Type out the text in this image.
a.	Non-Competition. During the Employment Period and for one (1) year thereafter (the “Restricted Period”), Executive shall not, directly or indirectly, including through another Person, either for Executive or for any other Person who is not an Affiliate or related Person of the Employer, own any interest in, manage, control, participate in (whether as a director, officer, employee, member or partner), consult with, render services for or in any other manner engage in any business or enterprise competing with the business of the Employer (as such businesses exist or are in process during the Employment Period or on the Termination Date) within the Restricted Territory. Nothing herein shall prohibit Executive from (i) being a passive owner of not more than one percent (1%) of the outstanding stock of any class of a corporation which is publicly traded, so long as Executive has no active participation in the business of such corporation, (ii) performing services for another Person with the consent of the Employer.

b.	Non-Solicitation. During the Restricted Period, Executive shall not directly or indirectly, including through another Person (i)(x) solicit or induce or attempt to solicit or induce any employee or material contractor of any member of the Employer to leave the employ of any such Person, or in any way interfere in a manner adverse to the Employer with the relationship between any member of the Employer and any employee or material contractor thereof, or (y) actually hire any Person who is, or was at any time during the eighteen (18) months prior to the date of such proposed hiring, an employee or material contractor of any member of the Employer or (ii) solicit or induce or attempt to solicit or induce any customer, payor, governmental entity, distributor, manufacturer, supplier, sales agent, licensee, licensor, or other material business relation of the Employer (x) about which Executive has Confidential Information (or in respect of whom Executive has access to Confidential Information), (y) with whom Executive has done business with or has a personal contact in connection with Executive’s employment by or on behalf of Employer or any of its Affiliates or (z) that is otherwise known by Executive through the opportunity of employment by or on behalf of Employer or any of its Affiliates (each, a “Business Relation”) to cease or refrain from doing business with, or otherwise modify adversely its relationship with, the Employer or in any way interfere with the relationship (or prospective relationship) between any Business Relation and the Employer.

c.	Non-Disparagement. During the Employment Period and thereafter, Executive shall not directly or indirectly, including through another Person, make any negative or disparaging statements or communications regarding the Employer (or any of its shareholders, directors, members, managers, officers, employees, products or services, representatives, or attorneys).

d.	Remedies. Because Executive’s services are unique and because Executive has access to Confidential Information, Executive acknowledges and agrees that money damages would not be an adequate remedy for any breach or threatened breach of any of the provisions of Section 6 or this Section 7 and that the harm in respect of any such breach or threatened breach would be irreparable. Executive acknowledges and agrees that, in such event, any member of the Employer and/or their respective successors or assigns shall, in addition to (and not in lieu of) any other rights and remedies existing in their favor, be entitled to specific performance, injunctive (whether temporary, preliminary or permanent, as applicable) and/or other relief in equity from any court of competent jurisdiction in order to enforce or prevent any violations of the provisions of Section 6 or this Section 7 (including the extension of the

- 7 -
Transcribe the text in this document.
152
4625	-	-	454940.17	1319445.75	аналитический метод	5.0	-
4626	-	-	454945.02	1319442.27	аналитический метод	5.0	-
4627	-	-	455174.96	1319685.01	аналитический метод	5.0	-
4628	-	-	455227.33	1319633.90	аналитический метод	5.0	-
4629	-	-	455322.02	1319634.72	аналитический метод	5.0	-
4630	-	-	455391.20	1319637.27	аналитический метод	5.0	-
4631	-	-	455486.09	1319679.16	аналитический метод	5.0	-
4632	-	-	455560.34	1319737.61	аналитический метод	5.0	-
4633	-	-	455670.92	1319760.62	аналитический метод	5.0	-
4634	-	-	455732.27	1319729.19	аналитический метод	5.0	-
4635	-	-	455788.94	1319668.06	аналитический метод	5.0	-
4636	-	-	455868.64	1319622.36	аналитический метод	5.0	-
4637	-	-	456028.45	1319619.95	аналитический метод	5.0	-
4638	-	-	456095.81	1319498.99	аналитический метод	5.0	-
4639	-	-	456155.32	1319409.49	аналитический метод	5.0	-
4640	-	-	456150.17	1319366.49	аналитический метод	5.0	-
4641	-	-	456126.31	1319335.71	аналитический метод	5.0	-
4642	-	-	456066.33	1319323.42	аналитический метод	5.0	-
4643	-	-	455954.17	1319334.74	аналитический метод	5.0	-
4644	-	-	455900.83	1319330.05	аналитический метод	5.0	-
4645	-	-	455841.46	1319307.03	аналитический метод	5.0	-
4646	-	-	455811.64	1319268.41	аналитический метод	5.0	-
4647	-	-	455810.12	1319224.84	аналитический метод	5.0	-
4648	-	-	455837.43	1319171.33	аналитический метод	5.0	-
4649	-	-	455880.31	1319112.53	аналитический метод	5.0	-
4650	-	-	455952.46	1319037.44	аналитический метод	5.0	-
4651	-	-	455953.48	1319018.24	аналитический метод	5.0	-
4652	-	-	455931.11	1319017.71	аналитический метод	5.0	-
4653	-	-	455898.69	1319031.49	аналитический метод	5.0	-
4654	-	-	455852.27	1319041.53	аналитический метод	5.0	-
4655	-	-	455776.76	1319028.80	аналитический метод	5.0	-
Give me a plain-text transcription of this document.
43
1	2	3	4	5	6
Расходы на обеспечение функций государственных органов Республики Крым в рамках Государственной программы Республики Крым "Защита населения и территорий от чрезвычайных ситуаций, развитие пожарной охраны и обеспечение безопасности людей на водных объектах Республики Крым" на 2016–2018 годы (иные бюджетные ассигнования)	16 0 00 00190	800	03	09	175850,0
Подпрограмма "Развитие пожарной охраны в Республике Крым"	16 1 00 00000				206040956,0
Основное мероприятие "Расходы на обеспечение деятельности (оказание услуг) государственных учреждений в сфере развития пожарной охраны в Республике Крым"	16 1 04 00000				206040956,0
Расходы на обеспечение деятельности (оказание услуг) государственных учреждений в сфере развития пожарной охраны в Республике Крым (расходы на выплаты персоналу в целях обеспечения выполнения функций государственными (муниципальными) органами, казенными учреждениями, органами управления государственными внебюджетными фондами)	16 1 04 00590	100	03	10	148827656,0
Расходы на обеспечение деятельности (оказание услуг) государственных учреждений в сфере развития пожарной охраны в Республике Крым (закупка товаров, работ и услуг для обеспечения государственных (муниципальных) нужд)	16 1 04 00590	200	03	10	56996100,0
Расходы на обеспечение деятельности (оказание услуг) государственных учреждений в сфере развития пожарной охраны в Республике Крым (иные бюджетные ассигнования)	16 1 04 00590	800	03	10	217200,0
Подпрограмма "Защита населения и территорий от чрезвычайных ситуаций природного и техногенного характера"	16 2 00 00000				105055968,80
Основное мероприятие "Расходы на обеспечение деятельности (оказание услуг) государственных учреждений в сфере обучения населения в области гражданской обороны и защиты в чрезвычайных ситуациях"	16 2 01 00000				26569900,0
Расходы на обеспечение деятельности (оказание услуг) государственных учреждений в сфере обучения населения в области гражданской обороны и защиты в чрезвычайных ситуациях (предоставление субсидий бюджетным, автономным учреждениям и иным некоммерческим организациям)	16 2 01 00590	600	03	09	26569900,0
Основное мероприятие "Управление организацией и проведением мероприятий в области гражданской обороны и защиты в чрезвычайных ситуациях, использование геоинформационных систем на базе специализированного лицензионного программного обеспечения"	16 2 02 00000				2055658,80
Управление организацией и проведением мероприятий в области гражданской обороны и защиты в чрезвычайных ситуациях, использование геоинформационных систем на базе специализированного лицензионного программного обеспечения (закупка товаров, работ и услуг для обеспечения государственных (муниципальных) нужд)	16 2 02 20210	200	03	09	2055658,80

____________

**Task instructions**: Look through the listing and extract every line with "использование" in it.

**Expected answer**:
Основное мероприятие "Управление организацией и проведением мероприятий в области гражданской обороны и защиты в чрезвычайных ситуациях, использование геоинформационных систем на базе специализированного лицензионного программного обеспечения"	16 2 02 00000				2055658,80
Управление организацией и проведением мероприятий в области гражданской обороны и защиты в чрезвычайных ситуациях, использование геоинформационных систем на базе специализированного лицензионного программного обеспечения (закупка товаров, работ и услуг для обеспечения государственных (муниципальных) нужд)	16 2 02 20210	200	03	09	2055658,80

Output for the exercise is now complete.